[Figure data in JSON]
————

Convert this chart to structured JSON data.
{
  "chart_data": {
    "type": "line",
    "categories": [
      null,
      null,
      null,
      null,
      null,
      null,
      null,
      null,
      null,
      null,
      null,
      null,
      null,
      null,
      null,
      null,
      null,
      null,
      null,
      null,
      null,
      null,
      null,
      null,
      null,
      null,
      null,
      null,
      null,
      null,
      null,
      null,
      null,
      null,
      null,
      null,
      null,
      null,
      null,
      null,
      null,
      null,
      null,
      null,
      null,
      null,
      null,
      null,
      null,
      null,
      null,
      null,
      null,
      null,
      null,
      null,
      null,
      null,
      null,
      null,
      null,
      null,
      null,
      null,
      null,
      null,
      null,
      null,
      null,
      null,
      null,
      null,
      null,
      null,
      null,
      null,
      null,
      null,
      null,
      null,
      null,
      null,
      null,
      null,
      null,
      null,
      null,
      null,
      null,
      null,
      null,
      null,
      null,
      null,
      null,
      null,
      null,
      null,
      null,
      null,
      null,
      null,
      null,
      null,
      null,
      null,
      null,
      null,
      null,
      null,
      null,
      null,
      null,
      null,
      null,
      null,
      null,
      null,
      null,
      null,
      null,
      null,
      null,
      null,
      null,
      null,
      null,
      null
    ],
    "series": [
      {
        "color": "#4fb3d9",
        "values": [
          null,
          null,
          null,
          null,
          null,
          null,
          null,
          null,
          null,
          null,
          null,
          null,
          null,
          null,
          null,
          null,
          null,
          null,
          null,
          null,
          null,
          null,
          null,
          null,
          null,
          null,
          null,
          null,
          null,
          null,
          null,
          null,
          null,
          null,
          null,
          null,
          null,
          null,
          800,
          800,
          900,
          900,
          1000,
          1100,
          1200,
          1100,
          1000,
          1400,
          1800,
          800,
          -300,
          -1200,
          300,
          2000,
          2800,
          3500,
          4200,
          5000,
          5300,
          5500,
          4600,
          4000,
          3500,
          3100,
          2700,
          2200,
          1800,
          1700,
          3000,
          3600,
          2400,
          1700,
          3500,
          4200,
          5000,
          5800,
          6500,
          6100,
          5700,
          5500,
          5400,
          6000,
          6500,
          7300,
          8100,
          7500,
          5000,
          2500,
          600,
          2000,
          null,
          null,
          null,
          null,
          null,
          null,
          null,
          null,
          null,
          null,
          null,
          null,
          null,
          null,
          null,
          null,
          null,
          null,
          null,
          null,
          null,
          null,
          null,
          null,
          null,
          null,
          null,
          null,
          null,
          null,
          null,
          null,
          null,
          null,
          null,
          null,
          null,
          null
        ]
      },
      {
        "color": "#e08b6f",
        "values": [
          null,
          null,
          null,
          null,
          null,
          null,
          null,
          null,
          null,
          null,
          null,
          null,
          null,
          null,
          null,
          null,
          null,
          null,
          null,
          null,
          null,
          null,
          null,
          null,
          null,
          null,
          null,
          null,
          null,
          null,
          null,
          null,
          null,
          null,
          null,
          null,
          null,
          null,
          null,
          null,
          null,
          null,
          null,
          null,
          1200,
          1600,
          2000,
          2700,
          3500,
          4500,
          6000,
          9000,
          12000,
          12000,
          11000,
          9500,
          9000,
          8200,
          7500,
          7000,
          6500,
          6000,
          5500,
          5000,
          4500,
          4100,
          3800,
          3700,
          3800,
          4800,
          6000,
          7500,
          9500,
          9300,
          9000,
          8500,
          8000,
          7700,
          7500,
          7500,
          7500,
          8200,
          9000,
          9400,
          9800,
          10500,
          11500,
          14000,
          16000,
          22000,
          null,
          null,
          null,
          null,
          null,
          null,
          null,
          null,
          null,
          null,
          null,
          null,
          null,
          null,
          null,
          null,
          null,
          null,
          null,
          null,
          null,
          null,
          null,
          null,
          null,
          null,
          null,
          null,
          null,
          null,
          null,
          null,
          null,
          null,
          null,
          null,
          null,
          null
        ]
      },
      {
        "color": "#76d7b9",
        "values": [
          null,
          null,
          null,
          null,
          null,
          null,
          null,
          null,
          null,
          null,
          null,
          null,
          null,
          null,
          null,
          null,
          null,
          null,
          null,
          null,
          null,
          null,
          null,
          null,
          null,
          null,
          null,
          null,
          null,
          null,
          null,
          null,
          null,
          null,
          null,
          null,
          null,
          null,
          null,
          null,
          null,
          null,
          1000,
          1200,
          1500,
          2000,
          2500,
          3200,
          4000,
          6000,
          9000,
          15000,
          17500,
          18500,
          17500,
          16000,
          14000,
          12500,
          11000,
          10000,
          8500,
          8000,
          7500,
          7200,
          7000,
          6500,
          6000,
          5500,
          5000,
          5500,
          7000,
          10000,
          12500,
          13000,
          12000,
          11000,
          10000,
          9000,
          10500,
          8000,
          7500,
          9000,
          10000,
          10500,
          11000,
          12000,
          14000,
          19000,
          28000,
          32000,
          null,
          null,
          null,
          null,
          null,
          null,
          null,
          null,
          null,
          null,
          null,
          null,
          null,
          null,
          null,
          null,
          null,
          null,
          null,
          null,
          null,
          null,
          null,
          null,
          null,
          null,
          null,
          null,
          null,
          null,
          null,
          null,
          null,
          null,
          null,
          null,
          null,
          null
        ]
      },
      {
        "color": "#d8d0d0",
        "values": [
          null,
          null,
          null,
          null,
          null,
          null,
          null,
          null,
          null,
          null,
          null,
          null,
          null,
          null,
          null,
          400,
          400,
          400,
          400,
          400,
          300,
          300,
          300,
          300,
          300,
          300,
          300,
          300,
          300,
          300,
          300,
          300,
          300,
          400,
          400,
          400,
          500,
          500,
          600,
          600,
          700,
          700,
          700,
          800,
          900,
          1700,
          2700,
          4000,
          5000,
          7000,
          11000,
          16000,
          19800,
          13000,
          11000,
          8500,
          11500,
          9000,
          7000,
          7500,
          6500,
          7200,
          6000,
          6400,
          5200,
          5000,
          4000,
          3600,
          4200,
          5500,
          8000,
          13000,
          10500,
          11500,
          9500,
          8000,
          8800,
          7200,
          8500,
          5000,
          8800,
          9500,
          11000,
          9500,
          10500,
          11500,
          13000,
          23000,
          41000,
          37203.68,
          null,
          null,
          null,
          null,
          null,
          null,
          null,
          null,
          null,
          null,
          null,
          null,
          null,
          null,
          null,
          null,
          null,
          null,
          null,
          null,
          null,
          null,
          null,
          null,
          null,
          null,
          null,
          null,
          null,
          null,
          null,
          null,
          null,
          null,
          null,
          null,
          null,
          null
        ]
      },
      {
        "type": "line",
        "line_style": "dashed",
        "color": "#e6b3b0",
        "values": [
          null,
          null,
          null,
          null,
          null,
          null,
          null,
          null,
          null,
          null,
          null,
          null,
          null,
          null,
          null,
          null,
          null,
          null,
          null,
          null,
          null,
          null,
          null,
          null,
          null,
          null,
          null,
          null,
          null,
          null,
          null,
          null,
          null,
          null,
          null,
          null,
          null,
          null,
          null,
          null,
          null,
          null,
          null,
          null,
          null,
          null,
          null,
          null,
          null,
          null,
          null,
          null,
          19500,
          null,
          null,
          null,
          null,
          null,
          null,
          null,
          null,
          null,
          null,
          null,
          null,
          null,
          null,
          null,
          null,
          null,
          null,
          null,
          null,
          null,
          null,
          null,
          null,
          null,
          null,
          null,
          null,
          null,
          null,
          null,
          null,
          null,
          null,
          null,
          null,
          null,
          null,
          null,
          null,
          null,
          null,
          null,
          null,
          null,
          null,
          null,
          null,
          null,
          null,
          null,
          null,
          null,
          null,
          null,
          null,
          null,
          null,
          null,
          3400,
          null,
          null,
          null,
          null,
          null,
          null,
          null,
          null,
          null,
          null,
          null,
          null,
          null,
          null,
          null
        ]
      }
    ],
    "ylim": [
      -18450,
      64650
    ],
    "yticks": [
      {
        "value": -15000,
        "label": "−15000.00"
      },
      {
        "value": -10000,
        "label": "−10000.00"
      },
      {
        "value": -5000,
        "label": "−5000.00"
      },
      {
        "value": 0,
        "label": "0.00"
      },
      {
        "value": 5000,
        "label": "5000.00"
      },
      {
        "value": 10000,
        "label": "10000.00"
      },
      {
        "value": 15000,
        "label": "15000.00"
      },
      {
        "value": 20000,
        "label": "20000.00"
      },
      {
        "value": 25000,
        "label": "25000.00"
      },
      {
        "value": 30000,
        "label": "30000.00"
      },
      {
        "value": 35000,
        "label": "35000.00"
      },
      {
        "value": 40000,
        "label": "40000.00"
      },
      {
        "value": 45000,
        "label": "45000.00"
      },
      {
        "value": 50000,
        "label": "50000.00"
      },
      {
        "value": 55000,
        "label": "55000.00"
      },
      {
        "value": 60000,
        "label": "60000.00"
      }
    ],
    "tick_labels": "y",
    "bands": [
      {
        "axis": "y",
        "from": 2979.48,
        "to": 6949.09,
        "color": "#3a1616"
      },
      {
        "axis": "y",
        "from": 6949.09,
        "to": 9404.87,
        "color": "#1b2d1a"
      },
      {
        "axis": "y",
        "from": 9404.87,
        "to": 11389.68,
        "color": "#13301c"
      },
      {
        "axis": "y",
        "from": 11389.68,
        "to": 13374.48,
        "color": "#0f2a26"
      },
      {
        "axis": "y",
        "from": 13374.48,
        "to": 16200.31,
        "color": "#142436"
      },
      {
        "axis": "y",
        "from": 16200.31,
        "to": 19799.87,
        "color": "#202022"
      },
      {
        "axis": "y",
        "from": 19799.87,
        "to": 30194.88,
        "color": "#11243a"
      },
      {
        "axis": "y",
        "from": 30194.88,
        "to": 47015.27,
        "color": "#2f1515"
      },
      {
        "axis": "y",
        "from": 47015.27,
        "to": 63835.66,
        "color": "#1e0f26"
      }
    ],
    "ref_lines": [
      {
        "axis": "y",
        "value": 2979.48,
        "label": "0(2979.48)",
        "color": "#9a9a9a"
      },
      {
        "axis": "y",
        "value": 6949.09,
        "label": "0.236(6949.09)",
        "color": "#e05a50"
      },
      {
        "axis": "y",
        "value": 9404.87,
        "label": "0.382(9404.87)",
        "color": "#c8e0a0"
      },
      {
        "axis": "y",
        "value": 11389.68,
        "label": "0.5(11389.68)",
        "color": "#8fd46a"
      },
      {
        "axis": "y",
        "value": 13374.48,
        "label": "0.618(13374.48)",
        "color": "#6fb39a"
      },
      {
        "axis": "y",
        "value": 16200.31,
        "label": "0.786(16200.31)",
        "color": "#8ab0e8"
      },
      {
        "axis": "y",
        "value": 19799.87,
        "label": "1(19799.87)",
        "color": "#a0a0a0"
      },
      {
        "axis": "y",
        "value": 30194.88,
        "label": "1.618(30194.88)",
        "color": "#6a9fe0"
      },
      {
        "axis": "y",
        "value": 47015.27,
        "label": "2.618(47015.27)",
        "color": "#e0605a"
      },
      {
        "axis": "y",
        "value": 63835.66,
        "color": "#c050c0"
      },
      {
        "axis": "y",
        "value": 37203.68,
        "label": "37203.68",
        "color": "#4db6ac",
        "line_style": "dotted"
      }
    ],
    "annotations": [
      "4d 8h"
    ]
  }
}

————

* **BRIEF**: Count up the lines in the listing that hold the word "from", and give that number only.

* **TASK SOLUTION**: 9